Information provided start

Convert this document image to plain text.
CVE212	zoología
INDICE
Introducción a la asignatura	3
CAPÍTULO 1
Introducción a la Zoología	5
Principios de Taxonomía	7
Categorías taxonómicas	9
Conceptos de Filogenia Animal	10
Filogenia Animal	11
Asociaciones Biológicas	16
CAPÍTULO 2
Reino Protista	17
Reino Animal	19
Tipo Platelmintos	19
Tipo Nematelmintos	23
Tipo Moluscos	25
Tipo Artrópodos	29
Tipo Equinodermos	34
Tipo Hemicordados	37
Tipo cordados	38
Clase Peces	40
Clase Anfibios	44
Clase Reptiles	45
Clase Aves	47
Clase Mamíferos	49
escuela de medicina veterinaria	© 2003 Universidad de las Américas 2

Information provided end
Information provided start

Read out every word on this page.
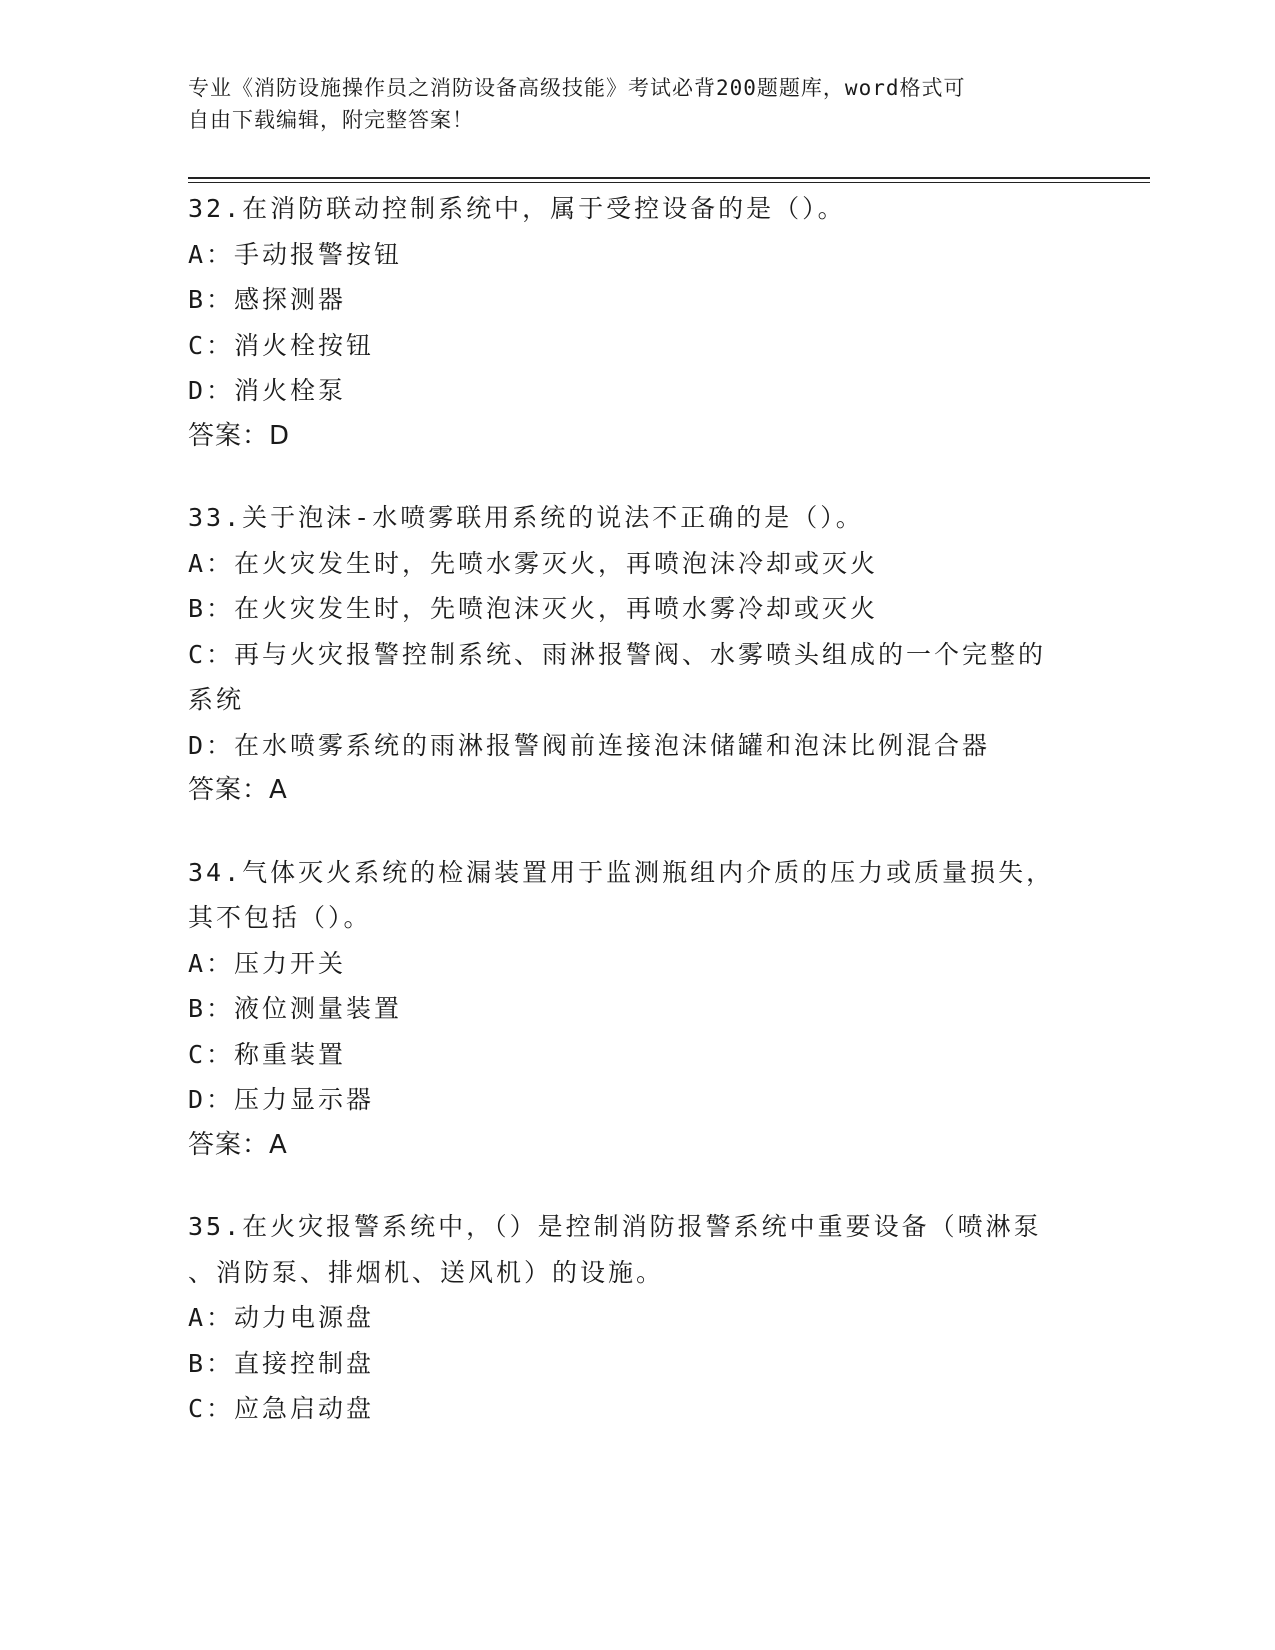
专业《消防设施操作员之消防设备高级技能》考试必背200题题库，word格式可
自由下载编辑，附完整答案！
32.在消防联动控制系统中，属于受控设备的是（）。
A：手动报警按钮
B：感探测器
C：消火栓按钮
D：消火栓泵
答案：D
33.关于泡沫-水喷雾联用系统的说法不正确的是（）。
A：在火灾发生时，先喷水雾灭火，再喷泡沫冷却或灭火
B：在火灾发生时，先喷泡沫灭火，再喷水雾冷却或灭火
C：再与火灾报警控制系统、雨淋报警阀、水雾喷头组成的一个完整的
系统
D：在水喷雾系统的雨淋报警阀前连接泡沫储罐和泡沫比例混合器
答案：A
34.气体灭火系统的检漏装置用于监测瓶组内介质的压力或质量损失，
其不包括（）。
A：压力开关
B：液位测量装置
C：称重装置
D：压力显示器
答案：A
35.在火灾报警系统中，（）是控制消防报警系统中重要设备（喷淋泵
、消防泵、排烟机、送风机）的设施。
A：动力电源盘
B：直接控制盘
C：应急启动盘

Information provided end

Using the data above, copy each line that contains "Tipo".

Solved exercise ▸
Tipo Platelmintos	19
Tipo Nematelmintos	23
Tipo Moluscos	25
Tipo Artrópodos	29
Tipo Equinodermos	34
Tipo Hemicordados	37
Tipo cordados	38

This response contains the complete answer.